# Problem statement
Reproduce the records verbatim, beginning with the first line and ending with the line that contains "series-2026-point-6: [417, 128, 424, 135]", including both of those lines.

# Available data
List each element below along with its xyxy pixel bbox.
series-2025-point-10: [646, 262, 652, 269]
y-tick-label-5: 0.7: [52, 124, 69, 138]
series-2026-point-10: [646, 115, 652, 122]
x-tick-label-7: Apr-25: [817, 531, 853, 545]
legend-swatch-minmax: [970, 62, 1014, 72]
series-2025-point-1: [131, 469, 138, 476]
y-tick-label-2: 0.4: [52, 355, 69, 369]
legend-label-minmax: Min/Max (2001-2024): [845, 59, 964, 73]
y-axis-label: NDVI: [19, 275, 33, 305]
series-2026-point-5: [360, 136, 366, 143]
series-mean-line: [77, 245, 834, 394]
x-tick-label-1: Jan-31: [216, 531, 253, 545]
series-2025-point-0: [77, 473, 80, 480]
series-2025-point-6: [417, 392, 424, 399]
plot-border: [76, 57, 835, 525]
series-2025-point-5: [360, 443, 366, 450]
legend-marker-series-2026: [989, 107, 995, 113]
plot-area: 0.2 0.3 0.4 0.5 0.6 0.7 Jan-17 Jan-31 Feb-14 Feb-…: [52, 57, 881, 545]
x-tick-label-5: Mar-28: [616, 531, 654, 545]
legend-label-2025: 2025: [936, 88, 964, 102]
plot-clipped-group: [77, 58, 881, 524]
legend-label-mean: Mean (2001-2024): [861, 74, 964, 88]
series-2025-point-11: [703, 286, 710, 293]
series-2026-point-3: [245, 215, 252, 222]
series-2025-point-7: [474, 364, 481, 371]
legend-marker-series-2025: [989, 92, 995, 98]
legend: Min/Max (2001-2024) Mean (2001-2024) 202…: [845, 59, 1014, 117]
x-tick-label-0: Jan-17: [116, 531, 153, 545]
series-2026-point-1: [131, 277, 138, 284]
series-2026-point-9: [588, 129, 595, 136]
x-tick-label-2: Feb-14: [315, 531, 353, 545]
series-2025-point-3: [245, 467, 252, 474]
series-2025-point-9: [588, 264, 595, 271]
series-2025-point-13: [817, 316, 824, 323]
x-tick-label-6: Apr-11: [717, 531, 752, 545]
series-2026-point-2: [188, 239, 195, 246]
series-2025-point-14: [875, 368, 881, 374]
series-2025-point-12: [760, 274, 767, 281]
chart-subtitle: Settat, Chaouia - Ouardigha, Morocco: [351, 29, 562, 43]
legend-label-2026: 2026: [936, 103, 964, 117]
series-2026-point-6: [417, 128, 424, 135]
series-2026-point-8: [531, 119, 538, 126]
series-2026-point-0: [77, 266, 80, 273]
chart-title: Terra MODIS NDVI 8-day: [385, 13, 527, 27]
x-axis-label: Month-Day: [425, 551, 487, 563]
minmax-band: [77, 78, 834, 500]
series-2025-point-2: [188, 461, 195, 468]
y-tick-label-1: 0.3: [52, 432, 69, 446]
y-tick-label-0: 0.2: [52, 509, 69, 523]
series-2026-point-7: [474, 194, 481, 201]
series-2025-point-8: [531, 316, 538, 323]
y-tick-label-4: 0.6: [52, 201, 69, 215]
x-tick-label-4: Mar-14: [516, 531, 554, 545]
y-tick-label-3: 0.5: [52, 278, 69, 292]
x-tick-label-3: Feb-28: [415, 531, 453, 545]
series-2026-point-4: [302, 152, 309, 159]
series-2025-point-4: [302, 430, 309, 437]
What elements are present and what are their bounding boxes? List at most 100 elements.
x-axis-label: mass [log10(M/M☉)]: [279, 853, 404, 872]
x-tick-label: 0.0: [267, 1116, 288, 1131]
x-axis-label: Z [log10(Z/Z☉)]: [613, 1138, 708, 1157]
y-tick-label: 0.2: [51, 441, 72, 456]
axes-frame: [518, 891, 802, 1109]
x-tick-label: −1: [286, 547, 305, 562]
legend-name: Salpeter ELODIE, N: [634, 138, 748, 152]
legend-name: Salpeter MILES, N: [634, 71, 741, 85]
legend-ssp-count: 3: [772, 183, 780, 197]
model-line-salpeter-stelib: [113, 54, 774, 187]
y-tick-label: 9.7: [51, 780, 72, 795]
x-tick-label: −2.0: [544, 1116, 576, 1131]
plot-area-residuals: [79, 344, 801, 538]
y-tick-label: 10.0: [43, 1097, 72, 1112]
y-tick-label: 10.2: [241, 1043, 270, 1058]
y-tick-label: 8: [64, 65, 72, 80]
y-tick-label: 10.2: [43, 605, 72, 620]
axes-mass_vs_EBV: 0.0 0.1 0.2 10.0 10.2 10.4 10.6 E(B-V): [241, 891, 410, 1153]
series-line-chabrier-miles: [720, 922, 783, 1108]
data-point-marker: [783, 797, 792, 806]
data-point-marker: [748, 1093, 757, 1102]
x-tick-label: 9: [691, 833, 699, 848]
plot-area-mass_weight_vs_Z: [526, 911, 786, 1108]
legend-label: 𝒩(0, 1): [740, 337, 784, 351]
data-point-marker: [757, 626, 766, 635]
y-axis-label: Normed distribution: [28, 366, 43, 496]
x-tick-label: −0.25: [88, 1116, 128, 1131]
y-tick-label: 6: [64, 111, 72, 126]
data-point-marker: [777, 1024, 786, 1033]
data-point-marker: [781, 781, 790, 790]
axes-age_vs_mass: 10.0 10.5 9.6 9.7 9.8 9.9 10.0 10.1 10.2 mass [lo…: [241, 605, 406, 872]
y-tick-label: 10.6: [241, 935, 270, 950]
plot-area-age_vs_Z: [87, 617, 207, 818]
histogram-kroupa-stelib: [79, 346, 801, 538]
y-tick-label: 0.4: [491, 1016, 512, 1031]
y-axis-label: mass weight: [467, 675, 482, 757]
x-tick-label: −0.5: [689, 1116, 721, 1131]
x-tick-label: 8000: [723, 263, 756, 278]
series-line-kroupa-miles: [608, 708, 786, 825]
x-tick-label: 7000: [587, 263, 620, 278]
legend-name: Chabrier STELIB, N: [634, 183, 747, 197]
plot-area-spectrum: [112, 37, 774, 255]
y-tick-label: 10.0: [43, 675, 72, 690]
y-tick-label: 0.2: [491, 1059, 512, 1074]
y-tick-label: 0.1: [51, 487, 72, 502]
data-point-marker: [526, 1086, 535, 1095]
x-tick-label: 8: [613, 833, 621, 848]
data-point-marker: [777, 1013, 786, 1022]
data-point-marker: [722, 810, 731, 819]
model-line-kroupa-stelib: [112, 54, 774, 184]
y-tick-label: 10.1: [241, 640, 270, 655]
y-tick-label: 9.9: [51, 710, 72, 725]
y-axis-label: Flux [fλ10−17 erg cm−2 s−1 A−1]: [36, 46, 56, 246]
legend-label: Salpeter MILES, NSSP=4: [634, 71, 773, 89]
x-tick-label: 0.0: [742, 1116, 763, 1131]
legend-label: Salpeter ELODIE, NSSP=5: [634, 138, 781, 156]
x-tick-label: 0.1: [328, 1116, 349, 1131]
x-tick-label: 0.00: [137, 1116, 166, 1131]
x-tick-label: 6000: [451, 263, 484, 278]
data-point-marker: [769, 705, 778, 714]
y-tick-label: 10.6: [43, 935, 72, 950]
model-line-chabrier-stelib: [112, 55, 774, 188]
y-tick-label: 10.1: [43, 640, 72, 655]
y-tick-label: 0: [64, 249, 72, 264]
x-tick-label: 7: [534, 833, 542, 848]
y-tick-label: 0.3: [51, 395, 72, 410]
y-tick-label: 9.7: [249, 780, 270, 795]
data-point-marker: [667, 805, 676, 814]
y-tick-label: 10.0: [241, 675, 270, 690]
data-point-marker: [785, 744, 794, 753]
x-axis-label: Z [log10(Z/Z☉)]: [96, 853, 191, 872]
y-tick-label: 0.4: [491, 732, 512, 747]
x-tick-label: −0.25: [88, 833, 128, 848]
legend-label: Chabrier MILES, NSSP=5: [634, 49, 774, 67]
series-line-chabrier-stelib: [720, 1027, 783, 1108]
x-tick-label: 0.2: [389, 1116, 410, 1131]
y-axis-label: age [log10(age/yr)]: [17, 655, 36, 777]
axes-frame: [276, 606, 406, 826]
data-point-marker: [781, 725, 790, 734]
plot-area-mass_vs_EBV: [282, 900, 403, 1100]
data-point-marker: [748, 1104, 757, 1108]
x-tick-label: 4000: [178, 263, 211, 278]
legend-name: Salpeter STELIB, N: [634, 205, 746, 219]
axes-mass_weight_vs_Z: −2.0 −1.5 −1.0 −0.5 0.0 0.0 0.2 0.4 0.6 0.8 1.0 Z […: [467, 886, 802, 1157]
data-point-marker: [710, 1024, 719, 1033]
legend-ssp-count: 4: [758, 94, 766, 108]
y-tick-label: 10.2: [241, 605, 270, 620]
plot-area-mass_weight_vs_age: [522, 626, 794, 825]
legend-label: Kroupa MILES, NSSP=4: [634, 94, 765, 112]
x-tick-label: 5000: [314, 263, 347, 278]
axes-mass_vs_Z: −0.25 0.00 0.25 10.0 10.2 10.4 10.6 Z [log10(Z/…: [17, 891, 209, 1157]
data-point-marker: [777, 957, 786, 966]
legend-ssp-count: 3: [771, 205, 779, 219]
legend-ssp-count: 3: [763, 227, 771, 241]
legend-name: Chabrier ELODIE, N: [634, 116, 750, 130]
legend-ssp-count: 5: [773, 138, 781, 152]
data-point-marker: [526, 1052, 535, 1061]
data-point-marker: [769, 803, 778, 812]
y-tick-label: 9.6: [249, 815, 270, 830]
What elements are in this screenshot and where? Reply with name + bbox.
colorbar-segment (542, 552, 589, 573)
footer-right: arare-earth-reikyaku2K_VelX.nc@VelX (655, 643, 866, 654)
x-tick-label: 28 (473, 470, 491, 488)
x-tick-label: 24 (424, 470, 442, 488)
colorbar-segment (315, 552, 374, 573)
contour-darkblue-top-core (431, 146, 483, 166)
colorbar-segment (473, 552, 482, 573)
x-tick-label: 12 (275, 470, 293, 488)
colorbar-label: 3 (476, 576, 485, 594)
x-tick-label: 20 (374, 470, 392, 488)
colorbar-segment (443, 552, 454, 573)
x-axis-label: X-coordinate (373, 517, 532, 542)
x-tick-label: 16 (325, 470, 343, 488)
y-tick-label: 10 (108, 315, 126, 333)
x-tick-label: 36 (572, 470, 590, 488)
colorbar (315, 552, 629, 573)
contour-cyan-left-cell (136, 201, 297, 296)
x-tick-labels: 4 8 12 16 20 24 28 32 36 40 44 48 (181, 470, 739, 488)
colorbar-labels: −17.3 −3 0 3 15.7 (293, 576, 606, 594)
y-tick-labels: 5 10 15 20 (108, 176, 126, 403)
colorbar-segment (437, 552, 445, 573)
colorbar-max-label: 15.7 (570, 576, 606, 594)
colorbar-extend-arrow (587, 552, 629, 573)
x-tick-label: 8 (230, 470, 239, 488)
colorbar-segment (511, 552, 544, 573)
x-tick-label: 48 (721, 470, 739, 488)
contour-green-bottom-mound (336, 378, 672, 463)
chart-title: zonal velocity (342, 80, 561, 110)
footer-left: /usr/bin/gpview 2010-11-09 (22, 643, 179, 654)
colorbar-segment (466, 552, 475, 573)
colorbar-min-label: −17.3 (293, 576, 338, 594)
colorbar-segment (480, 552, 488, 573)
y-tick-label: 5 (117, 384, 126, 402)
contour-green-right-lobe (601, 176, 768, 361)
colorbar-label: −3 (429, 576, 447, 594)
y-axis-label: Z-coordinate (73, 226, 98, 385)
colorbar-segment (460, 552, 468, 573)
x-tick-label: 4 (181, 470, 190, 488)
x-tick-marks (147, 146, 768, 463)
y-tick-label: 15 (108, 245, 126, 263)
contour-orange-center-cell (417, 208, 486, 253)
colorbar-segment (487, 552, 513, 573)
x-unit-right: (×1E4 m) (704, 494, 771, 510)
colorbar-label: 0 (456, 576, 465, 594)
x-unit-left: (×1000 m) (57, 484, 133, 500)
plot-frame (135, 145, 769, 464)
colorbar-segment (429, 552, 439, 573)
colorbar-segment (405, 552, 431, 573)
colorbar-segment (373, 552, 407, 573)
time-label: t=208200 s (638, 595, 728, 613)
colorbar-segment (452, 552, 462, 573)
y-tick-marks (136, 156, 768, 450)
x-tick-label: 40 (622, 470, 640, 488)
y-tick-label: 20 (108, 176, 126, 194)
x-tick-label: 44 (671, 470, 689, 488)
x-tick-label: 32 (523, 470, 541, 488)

# Expected answer
List each element below along with its xyxy pixel bbox.
series-2025-point-10: [646, 262, 652, 269]
y-tick-label-5: 0.7: [52, 124, 69, 138]
series-2026-point-10: [646, 115, 652, 122]
x-tick-label-7: Apr-25: [817, 531, 853, 545]
legend-swatch-minmax: [970, 62, 1014, 72]
series-2025-point-1: [131, 469, 138, 476]
y-tick-label-2: 0.4: [52, 355, 69, 369]
legend-label-minmax: Min/Max (2001-2024): [845, 59, 964, 73]
y-axis-label: NDVI: [19, 275, 33, 305]
series-2026-point-5: [360, 136, 366, 143]
series-mean-line: [77, 245, 834, 394]
x-tick-label-1: Jan-31: [216, 531, 253, 545]
series-2025-point-0: [77, 473, 80, 480]
series-2025-point-6: [417, 392, 424, 399]
plot-border: [76, 57, 835, 525]
series-2025-point-5: [360, 443, 366, 450]
legend-marker-series-2026: [989, 107, 995, 113]
plot-area: 0.2 0.3 0.4 0.5 0.6 0.7 Jan-17 Jan-31 Feb-14 Feb-…: [52, 57, 881, 545]
x-tick-label-5: Mar-28: [616, 531, 654, 545]
legend-label-2025: 2025: [936, 88, 964, 102]
plot-clipped-group: [77, 58, 881, 524]
legend-label-mean: Mean (2001-2024): [861, 74, 964, 88]
series-2025-point-11: [703, 286, 710, 293]
series-2026-point-3: [245, 215, 252, 222]
series-2025-point-7: [474, 364, 481, 371]
legend-marker-series-2025: [989, 92, 995, 98]
legend: Min/Max (2001-2024) Mean (2001-2024) 202…: [845, 59, 1014, 117]
x-tick-label-0: Jan-17: [116, 531, 153, 545]
series-2026-point-1: [131, 277, 138, 284]
series-2026-point-9: [588, 129, 595, 136]
x-tick-label-2: Feb-14: [315, 531, 353, 545]
series-2025-point-3: [245, 467, 252, 474]
series-2025-point-9: [588, 264, 595, 271]
series-2025-point-13: [817, 316, 824, 323]
x-tick-label-6: Apr-11: [717, 531, 752, 545]
series-2026-point-2: [188, 239, 195, 246]
series-2025-point-14: [875, 368, 881, 374]
series-2025-point-12: [760, 274, 767, 281]
chart-subtitle: Settat, Chaouia - Ouardigha, Morocco: [351, 29, 562, 43]
legend-label-2026: 2026: [936, 103, 964, 117]
series-2026-point-6: [417, 128, 424, 135]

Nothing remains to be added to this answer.